═════ Provided entries

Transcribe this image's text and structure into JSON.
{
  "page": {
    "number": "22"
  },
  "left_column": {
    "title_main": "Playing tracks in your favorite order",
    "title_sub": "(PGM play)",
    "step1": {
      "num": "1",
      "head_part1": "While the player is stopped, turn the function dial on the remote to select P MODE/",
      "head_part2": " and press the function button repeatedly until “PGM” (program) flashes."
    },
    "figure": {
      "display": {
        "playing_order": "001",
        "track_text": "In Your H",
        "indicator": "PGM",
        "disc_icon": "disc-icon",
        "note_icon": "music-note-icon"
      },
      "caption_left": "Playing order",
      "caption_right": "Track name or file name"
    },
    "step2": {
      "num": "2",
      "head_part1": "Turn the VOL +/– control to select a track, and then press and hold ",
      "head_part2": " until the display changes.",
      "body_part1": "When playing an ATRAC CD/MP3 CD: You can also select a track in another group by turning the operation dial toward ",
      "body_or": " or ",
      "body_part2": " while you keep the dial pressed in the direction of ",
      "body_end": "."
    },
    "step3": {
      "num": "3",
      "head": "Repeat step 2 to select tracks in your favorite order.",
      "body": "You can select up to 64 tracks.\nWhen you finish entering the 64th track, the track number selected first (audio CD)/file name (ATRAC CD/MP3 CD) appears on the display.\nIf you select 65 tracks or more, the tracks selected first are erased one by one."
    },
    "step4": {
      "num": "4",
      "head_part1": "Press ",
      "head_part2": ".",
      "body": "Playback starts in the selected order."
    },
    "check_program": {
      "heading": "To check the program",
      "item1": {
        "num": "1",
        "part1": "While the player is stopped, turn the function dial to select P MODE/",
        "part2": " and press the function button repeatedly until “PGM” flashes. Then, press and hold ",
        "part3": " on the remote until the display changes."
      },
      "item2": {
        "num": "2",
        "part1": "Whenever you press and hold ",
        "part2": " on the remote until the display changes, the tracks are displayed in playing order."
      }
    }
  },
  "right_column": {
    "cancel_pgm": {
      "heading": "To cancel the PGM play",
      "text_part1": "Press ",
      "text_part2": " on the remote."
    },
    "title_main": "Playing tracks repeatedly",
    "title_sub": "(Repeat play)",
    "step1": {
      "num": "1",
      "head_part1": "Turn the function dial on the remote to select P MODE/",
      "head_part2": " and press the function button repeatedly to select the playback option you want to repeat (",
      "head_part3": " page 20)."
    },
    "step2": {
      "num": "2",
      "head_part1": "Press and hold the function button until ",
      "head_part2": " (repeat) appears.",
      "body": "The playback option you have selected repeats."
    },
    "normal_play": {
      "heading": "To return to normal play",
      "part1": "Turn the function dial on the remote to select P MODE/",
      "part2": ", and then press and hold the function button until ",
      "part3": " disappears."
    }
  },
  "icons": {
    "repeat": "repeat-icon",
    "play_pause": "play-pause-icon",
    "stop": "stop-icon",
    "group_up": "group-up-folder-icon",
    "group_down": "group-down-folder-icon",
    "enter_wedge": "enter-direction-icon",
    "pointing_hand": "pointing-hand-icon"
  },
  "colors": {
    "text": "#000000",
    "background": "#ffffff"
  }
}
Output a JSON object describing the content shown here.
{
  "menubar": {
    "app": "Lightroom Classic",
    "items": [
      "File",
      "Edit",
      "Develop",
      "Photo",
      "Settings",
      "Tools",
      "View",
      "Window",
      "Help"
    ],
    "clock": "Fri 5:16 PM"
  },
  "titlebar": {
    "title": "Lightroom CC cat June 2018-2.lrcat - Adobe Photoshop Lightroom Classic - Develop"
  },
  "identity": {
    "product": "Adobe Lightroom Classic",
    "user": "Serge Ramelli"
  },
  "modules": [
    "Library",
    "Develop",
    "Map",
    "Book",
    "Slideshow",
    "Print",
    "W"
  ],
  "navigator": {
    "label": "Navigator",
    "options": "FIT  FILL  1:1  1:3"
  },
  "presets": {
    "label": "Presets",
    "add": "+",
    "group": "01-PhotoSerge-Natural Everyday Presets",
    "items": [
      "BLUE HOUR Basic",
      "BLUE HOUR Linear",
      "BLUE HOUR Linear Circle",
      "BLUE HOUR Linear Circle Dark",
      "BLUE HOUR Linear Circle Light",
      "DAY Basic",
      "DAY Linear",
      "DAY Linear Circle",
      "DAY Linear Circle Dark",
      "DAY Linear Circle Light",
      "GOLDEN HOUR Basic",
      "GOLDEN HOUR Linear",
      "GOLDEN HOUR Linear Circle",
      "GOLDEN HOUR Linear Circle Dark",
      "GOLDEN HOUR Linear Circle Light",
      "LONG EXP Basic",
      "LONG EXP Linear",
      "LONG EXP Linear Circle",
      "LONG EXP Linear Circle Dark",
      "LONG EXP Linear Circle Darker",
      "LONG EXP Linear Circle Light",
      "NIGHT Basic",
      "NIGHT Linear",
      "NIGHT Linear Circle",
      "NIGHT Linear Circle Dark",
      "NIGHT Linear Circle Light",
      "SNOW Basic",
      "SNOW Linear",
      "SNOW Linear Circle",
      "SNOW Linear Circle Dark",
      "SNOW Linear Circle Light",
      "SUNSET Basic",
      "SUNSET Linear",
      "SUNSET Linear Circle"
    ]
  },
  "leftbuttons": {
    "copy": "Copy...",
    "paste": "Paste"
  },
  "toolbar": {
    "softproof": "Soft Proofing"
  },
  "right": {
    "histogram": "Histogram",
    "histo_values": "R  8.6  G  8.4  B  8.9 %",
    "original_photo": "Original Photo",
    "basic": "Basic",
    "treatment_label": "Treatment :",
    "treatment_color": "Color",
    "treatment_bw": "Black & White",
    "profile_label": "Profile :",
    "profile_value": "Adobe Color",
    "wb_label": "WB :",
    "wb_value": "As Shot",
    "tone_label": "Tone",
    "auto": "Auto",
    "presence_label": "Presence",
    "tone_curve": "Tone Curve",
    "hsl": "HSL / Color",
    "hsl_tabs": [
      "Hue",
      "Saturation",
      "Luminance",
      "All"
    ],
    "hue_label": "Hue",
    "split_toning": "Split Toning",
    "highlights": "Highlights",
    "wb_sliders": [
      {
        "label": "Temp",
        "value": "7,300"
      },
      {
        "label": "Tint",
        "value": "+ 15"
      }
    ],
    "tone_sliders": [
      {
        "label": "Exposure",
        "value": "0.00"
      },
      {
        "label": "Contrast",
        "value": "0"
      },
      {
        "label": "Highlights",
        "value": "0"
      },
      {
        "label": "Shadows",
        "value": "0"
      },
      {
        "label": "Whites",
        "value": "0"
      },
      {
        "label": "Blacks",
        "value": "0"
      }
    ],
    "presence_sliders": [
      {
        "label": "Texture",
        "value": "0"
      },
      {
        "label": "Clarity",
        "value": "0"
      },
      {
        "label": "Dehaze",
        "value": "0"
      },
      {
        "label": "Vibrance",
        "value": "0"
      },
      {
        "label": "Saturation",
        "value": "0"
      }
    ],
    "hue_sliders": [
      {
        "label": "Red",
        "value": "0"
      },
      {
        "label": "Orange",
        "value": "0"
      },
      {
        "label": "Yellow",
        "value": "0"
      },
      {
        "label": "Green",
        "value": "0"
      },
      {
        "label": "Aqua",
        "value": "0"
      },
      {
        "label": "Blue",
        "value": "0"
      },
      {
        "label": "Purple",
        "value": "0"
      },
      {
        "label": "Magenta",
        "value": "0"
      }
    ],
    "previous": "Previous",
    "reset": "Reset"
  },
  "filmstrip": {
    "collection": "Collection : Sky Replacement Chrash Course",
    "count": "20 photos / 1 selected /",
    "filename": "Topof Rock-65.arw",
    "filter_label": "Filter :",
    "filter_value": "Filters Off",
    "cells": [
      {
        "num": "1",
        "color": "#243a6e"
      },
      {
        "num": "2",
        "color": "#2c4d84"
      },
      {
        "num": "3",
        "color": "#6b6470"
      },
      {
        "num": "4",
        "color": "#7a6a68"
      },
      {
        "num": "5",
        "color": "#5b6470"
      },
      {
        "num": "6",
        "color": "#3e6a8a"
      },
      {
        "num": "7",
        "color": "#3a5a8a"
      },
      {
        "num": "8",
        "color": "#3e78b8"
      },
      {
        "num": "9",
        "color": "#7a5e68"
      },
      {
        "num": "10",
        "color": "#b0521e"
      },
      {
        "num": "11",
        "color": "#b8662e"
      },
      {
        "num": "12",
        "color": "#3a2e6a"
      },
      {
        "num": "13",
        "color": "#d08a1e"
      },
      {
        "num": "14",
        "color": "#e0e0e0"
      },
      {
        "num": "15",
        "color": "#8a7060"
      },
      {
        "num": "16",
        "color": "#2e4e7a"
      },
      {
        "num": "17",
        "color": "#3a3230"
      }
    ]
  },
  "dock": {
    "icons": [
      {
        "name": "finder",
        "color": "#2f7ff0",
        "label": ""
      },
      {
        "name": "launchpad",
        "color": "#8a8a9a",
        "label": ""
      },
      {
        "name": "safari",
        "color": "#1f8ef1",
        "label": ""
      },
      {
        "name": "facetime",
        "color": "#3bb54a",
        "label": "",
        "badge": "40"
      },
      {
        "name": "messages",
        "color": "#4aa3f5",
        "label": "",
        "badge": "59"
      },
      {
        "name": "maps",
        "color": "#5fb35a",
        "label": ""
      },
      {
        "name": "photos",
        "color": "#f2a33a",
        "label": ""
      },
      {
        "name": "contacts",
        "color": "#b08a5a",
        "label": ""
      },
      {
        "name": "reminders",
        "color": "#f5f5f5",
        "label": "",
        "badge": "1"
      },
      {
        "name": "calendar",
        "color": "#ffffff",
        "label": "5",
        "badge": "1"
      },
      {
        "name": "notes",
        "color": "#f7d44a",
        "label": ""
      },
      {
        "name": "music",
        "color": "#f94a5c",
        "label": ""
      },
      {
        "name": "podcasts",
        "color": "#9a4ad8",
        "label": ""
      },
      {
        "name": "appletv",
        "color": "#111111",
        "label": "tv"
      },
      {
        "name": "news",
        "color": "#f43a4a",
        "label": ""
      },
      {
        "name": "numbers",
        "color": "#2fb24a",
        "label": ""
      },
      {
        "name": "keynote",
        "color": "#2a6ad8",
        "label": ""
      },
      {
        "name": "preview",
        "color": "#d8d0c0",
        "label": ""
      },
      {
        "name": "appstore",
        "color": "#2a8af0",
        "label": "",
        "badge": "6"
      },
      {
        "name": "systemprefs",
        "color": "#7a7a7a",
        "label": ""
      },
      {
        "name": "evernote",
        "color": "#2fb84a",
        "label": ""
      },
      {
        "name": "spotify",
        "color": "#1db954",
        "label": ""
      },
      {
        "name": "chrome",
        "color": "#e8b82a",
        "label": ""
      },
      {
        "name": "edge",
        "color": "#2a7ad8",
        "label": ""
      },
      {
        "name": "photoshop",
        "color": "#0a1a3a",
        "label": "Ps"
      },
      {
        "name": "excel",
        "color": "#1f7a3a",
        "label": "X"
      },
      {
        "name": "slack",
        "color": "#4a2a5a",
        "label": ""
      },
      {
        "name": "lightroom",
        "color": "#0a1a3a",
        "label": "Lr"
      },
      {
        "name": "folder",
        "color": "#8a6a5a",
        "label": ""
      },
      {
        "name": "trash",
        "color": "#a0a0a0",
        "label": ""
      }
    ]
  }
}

══════════

Instruction
Copy every line of the entries above in which "remote" occurs.

Problem solution
      "head_part1": "While the player is stopped, turn the function dial on the remote to select P MODE/",
        "part3": " on the remote until the display changes."
        "part2": " on the remote until the display changes, the tracks are displayed in playing order."
      "text_part2": " on the remote."
      "head_part1": "Turn the function dial on the remote to select P MODE/",
      "part1": "Turn the function dial on the remote to select P MODE/",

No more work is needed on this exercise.